## Start
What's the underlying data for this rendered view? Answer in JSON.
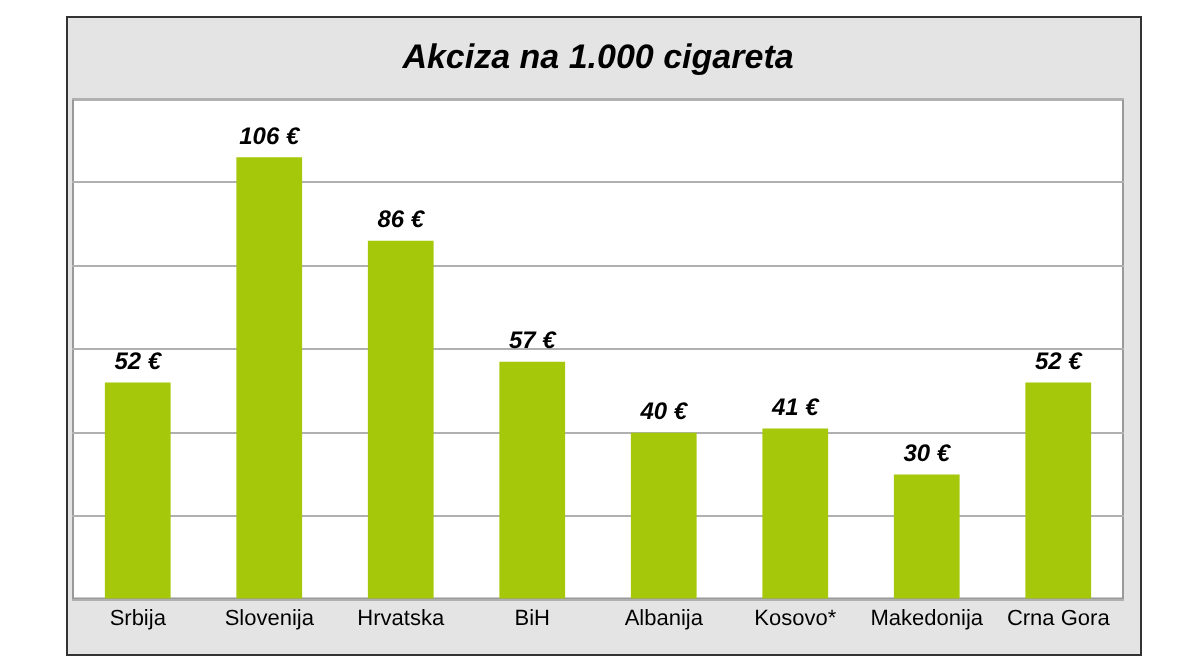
{
  "chart_data": {
    "type": "bar",
    "title": "Akciza na 1.000 cigareta",
    "categories": [
      "Srbija",
      "Slovenija",
      "Hrvatska",
      "BiH",
      "Albanija",
      "Kosovo*",
      "Makedonija",
      "Crna Gora"
    ],
    "values": [
      52,
      106,
      86,
      57,
      40,
      41,
      30,
      52
    ],
    "value_labels": [
      "52 €",
      "106 €",
      "86 €",
      "57 €",
      "40 €",
      "41 €",
      "30 €",
      "52 €"
    ],
    "color": "#a5c80a",
    "ylim": [
      0,
      120
    ],
    "yticks": [
      {
        "value": 0,
        "label": null
      },
      {
        "value": 20,
        "label": null
      },
      {
        "value": 40,
        "label": null
      },
      {
        "value": 60,
        "label": null
      },
      {
        "value": 80,
        "label": null
      },
      {
        "value": 100,
        "label": null
      },
      {
        "value": 120,
        "label": null
      }
    ],
    "grid": "y",
    "tick_labels": "x",
    "legend": false
  }
}
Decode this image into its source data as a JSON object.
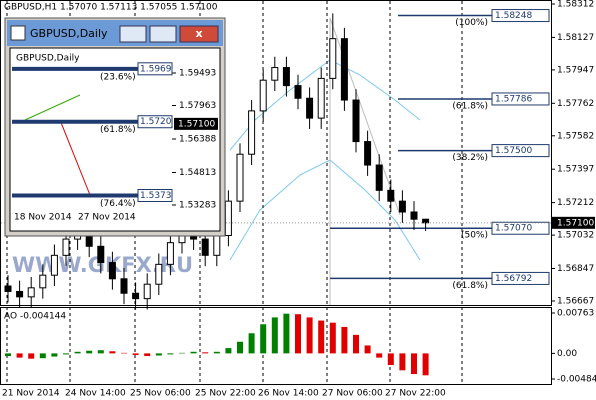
{
  "header": "GBPUSD,H1  1.57070 1.57113 1.57055 1.57100",
  "watermark": "WWW.GKFX.RU",
  "main": {
    "ylim": [
      1.56667,
      1.58312
    ],
    "yticks": [
      1.58312,
      1.58127,
      1.57947,
      1.57762,
      1.57582,
      1.57397,
      1.57212,
      1.57032,
      1.56847,
      1.56667
    ],
    "current": {
      "value": 1.571,
      "label": "1.57100"
    },
    "candles": [
      [
        1.5675,
        1.5681,
        1.5666,
        1.5672
      ],
      [
        1.5672,
        1.5678,
        1.5663,
        1.5669
      ],
      [
        1.5669,
        1.568,
        1.5663,
        1.5674
      ],
      [
        1.5674,
        1.5687,
        1.5668,
        1.5681
      ],
      [
        1.5681,
        1.5698,
        1.5675,
        1.5692
      ],
      [
        1.5692,
        1.5707,
        1.5686,
        1.5701
      ],
      [
        1.5701,
        1.5712,
        1.5695,
        1.5706
      ],
      [
        1.5706,
        1.5712,
        1.5691,
        1.5697
      ],
      [
        1.5697,
        1.5703,
        1.5682,
        1.5688
      ],
      [
        1.5688,
        1.5694,
        1.5673,
        1.5679
      ],
      [
        1.5679,
        1.5685,
        1.5665,
        1.5671
      ],
      [
        1.5671,
        1.5677,
        1.5662,
        1.5668
      ],
      [
        1.5668,
        1.5682,
        1.5662,
        1.5676
      ],
      [
        1.5676,
        1.5693,
        1.567,
        1.5687
      ],
      [
        1.5687,
        1.5705,
        1.5681,
        1.5699
      ],
      [
        1.5699,
        1.5714,
        1.5693,
        1.5708
      ],
      [
        1.5708,
        1.5714,
        1.5695,
        1.5701
      ],
      [
        1.5701,
        1.5707,
        1.5686,
        1.5692
      ],
      [
        1.5692,
        1.5709,
        1.5686,
        1.5703
      ],
      [
        1.5703,
        1.5728,
        1.5697,
        1.5722
      ],
      [
        1.5722,
        1.5754,
        1.5716,
        1.5748
      ],
      [
        1.5748,
        1.5778,
        1.5742,
        1.5772
      ],
      [
        1.5772,
        1.5795,
        1.5766,
        1.5789
      ],
      [
        1.5789,
        1.5802,
        1.5783,
        1.5796
      ],
      [
        1.5796,
        1.5802,
        1.578,
        1.5786
      ],
      [
        1.5786,
        1.5792,
        1.5773,
        1.5779
      ],
      [
        1.5779,
        1.5785,
        1.5762,
        1.5768
      ],
      [
        1.5768,
        1.5796,
        1.5762,
        1.579
      ],
      [
        1.579,
        1.5826,
        1.5784,
        1.5812
      ],
      [
        1.5812,
        1.5818,
        1.5772,
        1.5778
      ],
      [
        1.5778,
        1.5784,
        1.5749,
        1.5755
      ],
      [
        1.5755,
        1.5761,
        1.5736,
        1.5742
      ],
      [
        1.5742,
        1.5748,
        1.5722,
        1.5728
      ],
      [
        1.5728,
        1.5734,
        1.5716,
        1.5722
      ],
      [
        1.5722,
        1.5728,
        1.571,
        1.5716
      ],
      [
        1.5716,
        1.5722,
        1.5706,
        1.5712
      ],
      [
        1.5712,
        1.57113,
        1.57055,
        1.571
      ]
    ],
    "fib": [
      {
        "value": 1.58248,
        "pct": "(100%)"
      },
      {
        "value": 1.57786,
        "pct": "(61.8%)"
      },
      {
        "value": 1.575,
        "label": "1.57500",
        "pct": "(38.2%)"
      },
      {
        "value": 1.5707,
        "label": "1.57070",
        "pct": "(50%)"
      },
      {
        "value": 1.56792,
        "pct": "(61.8%)"
      }
    ]
  },
  "ao": {
    "title": "AO -0.004144",
    "ylim": [
      -0.00484,
      0.00763
    ],
    "yticks": [
      0.00763,
      {
        "value": 0,
        "label": "0.00"
      },
      -0.00484
    ],
    "up_color": "#008000",
    "down_color": "#e00000",
    "values": [
      -0.0005,
      -0.0008,
      -0.001,
      -0.0009,
      -0.0006,
      -0.0002,
      0.0003,
      0.0005,
      0.0006,
      0.0004,
      0.0001,
      -0.0003,
      -0.0005,
      -0.0004,
      -0.0002,
      0.0001,
      0.0003,
      0.0002,
      0.0003,
      0.001,
      0.0022,
      0.0038,
      0.0055,
      0.0068,
      0.0075,
      0.0074,
      0.0068,
      0.0062,
      0.0058,
      0.005,
      0.0035,
      0.0015,
      -0.0008,
      -0.0022,
      -0.0032,
      -0.0039,
      -0.004144
    ]
  },
  "time_labels": [
    "21 Nov 2014",
    "24 Nov 14:00",
    "25 Nov 06:00",
    "25 Nov 22:00",
    "26 Nov 14:00",
    "27 Nov 06:00",
    "27 Nov 22:00"
  ],
  "inset": {
    "title": "GBPUSD,Daily",
    "chart_title": "GBPUSD,Daily",
    "ylim": [
      1.53283,
      1.59493
    ],
    "yticks": [
      1.59493,
      1.57963,
      1.56388,
      1.54813,
      1.53283
    ],
    "current": {
      "value": 1.571,
      "label": "1.57100"
    },
    "fib": [
      {
        "value": 1.5969,
        "pct": "(23.6%)"
      },
      {
        "value": 1.572,
        "label": "1.5720",
        "pct": "(61.8%)"
      },
      {
        "value": 1.5373,
        "pct": "(76.4%)"
      }
    ],
    "dates": [
      "18 Nov 2014",
      "27 Nov 2014"
    ]
  }
}
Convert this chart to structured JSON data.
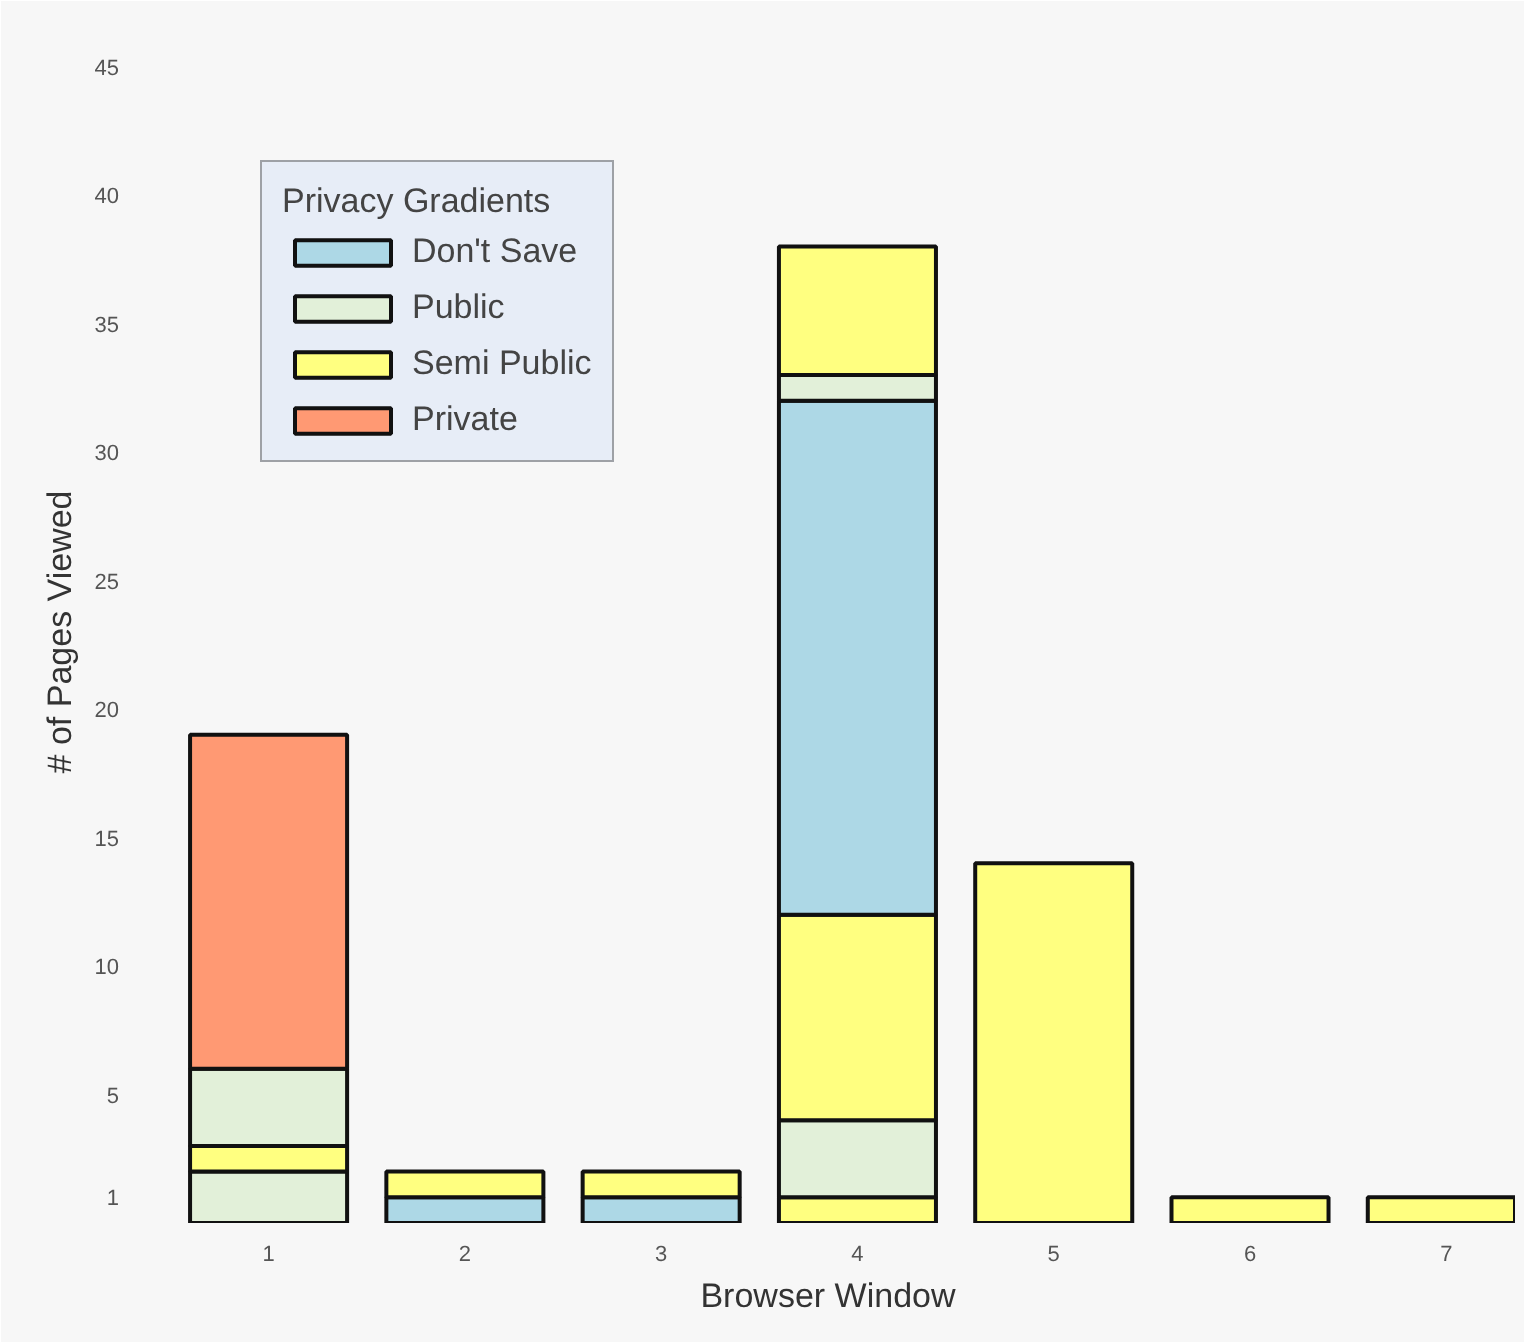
{
  "chart_data": {
    "type": "bar",
    "stacked": true,
    "xlabel": "Browser Window",
    "ylabel": "# of Pages Viewed",
    "legend_title": "Privacy Gradients",
    "legend": "top left",
    "grid": false,
    "categories": [
      "1",
      "2",
      "3",
      "4",
      "5",
      "6",
      "7"
    ],
    "ylim": [
      0,
      46
    ],
    "yticks": [
      1,
      5,
      10,
      15,
      20,
      25,
      30,
      35,
      40,
      45
    ],
    "series": [
      {
        "name": "Don't Save",
        "color": "#add8e6",
        "values": [
          null,
          1,
          1,
          null,
          null,
          null,
          null
        ]
      },
      {
        "name": "Public",
        "color": "#e2f0d9",
        "values": [
          2,
          null,
          null,
          null,
          null,
          null,
          null
        ]
      },
      {
        "name": "Semi Public",
        "color": "#ffff80",
        "values": [
          1,
          1,
          1,
          1,
          14,
          1,
          1
        ]
      },
      {
        "color": "#e2f0d9",
        "values": [
          3,
          null,
          null,
          3,
          null,
          null,
          null
        ]
      },
      {
        "color": "#ffff80",
        "values": [
          null,
          null,
          null,
          8,
          null,
          null,
          null
        ]
      },
      {
        "name": "Private",
        "color": "#ff9973",
        "values": [
          13,
          null,
          null,
          null,
          null,
          null,
          null
        ]
      },
      {
        "color": "#add8e6",
        "values": [
          null,
          null,
          null,
          20,
          null,
          null,
          null
        ]
      },
      {
        "color": "#e2f0d9",
        "values": [
          null,
          null,
          null,
          1,
          null,
          null,
          null
        ]
      },
      {
        "color": "#ffff80",
        "values": [
          null,
          null,
          null,
          5,
          null,
          null,
          null
        ]
      }
    ]
  }
}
## End
(Instructions for the task)
Search the entries for the word "this" and pick out every line that holds it.

(Complete response)
What's the underlying data for this rendered view? Answer in JSON.
Decode this image into its source data as a JSON object.
Convert this chart to structured JSON data.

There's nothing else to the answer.